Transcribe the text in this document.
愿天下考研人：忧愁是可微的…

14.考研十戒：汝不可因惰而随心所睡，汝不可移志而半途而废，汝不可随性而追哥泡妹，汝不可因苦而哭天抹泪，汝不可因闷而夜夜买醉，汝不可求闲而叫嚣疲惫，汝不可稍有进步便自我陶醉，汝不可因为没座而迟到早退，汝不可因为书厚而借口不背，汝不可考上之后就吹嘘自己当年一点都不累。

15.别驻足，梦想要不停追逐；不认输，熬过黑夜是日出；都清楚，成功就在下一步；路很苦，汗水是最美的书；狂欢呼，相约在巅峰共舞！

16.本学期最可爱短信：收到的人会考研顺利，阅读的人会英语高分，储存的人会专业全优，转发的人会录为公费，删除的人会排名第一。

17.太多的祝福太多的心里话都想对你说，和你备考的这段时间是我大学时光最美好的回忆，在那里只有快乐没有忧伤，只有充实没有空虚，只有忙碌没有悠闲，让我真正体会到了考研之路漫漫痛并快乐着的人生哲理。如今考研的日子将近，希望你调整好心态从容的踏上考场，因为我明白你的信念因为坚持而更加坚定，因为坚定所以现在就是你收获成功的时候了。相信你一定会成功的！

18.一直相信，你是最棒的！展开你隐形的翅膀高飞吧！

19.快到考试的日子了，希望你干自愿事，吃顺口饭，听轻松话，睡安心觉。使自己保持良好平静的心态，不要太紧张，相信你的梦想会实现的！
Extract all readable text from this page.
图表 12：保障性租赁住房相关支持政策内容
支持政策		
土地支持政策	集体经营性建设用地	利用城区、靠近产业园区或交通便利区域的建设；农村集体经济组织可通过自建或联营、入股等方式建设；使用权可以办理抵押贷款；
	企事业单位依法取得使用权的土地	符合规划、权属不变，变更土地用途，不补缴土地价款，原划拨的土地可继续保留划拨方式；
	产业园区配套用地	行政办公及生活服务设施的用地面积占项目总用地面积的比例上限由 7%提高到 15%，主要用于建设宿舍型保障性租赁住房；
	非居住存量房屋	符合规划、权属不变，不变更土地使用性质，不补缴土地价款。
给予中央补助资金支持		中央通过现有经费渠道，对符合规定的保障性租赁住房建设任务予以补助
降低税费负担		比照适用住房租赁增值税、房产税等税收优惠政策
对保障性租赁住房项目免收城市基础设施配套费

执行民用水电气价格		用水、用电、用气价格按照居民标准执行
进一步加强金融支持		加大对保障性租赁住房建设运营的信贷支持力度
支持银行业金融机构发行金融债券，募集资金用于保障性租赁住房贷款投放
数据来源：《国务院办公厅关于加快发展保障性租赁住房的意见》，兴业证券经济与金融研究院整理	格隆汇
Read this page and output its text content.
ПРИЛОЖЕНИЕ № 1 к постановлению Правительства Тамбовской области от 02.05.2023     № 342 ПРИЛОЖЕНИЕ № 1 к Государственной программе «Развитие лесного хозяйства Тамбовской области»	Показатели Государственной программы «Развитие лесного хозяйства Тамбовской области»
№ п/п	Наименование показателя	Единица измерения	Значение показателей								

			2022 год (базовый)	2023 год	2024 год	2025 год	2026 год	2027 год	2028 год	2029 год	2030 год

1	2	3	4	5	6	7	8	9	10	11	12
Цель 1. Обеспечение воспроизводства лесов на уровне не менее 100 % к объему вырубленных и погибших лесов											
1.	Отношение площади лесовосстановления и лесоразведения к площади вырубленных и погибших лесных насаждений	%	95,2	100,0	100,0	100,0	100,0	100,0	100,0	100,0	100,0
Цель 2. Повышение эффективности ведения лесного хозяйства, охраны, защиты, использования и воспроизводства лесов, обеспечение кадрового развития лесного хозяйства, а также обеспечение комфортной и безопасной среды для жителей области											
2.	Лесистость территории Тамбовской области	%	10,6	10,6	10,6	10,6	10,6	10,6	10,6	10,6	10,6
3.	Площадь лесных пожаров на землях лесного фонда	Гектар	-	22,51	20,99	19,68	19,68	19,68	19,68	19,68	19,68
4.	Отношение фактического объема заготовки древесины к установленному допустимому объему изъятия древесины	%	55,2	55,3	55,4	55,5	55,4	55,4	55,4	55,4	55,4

=-=-=-=-=

Objective. What is the number of lines in this listing that contain the word "不补缴土地价款"? Answer with that number and nothing else.

The output. 2